- [Set task]
Write out the data again in full, exactly as it reads.

- [Supplied material]
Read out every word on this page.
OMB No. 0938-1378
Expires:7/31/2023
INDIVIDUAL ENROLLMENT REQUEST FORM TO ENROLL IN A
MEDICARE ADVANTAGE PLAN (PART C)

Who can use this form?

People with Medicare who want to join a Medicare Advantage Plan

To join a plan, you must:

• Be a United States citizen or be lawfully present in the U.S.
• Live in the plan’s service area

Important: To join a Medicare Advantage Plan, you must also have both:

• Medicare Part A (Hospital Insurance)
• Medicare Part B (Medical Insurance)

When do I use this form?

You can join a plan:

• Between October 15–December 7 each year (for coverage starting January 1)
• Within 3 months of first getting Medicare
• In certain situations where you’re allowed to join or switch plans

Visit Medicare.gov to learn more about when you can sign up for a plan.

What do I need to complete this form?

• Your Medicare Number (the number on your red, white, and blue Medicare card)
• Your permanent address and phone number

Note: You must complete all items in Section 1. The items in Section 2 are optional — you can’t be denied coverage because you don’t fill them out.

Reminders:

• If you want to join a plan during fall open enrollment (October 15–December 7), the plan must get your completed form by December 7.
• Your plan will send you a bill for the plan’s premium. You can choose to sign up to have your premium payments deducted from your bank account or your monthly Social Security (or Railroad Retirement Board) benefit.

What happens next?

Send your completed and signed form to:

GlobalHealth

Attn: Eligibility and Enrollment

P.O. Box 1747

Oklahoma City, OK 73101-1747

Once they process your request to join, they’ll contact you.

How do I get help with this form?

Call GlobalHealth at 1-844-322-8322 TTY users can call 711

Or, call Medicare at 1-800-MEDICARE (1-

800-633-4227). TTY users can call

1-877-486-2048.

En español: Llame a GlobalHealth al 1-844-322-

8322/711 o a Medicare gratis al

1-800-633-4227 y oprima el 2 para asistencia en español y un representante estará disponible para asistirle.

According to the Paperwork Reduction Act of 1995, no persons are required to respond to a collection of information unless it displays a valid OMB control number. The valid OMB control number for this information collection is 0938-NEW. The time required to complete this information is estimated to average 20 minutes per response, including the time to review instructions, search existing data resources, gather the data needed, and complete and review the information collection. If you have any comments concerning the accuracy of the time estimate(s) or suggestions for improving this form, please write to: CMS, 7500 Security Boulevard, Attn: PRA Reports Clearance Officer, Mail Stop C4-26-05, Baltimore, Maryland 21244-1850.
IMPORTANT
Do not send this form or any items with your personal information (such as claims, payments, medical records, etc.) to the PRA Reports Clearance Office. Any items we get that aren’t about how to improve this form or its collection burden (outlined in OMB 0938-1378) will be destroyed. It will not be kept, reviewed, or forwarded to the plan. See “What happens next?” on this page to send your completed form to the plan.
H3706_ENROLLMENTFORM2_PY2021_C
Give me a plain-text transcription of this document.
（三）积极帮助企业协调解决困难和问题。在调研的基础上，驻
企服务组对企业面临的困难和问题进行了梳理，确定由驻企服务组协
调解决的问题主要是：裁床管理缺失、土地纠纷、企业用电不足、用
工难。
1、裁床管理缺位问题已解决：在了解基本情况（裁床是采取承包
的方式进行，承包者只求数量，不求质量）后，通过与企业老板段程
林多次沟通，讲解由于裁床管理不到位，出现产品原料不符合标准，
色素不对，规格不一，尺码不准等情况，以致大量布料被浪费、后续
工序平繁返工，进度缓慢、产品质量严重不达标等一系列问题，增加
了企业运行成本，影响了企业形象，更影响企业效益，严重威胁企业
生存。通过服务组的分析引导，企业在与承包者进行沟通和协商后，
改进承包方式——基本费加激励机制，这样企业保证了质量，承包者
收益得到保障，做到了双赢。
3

- [Written solution]
Read out every word on this page.
OMB No. 0938-1378
Expires:7/31/2023
INDIVIDUAL ENROLLMENT REQUEST FORM TO ENROLL IN A
MEDICARE ADVANTAGE PLAN (PART C)

Who can use this form?

People with Medicare who want to join a Medicare Advantage Plan

To join a plan, you must:

• Be a United States citizen or be lawfully present in the U.S.
• Live in the plan’s service area

Important: To join a Medicare Advantage Plan, you must also have both:

• Medicare Part A (Hospital Insurance)
• Medicare Part B (Medical Insurance)

When do I use this form?

You can join a plan:

• Between October 15–December 7 each year (for coverage starting January 1)
• Within 3 months of first getting Medicare
• In certain situations where you’re allowed to join or switch plans

Visit Medicare.gov to learn more about when you can sign up for a plan.

What do I need to complete this form?

• Your Medicare Number (the number on your red, white, and blue Medicare card)
• Your permanent address and phone number

Note: You must complete all items in Section 1. The items in Section 2 are optional — you can’t be denied coverage because you don’t fill them out.

Reminders:

• If you want to join a plan during fall open enrollment (October 15–December 7), the plan must get your completed form by December 7.
• Your plan will send you a bill for the plan’s premium. You can choose to sign up to have your premium payments deducted from your bank account or your monthly Social Security (or Railroad Retirement Board) benefit.

What happens next?

Send your completed and signed form to:

GlobalHealth

Attn: Eligibility and Enrollment

P.O. Box 1747

Oklahoma City, OK 73101-1747

Once they process your request to join, they’ll contact you.

How do I get help with this form?

Call GlobalHealth at 1-844-322-8322 TTY users can call 711

Or, call Medicare at 1-800-MEDICARE (1-

800-633-4227). TTY users can call

1-877-486-2048.

En español: Llame a GlobalHealth al 1-844-322-

8322/711 o a Medicare gratis al

1-800-633-4227 y oprima el 2 para asistencia en español y un representante estará disponible para asistirle.

According to the Paperwork Reduction Act of 1995, no persons are required to respond to a collection of information unless it displays a valid OMB control number. The valid OMB control number for this information collection is 0938-NEW. The time required to complete this information is estimated to average 20 minutes per response, including the time to review instructions, search existing data resources, gather the data needed, and complete and review the information collection. If you have any comments concerning the accuracy of the time estimate(s) or suggestions for improving this form, please write to: CMS, 7500 Security Boulevard, Attn: PRA Reports Clearance Officer, Mail Stop C4-26-05, Baltimore, Maryland 21244-1850.
IMPORTANT
Do not send this form or any items with your personal information (such as claims, payments, medical records, etc.) to the PRA Reports Clearance Office. Any items we get that aren’t about how to improve this form or its collection burden (outlined in OMB 0938-1378) will be destroyed. It will not be kept, reviewed, or forwarded to the plan. See “What happens next?” on this page to send your completed form to the plan.
H3706_ENROLLMENTFORM2_PY2021_C
Give me a plain-text transcription of this document.
（三）积极帮助企业协调解决困难和问题。在调研的基础上，驻
企服务组对企业面临的困难和问题进行了梳理，确定由驻企服务组协
调解决的问题主要是：裁床管理缺失、土地纠纷、企业用电不足、用
工难。
1、裁床管理缺位问题已解决：在了解基本情况（裁床是采取承包
的方式进行，承包者只求数量，不求质量）后，通过与企业老板段程
林多次沟通，讲解由于裁床管理不到位，出现产品原料不符合标准，
色素不对，规格不一，尺码不准等情况，以致大量布料被浪费、后续
工序平繁返工，进度缓慢、产品质量严重不达标等一系列问题，增加
了企业运行成本，影响了企业形象，更影响企业效益，严重威胁企业
生存。通过服务组的分析引导，企业在与承包者进行沟通和协商后，
改进承包方式——基本费加激励机制，这样企业保证了质量，承包者
收益得到保障，做到了双赢。
3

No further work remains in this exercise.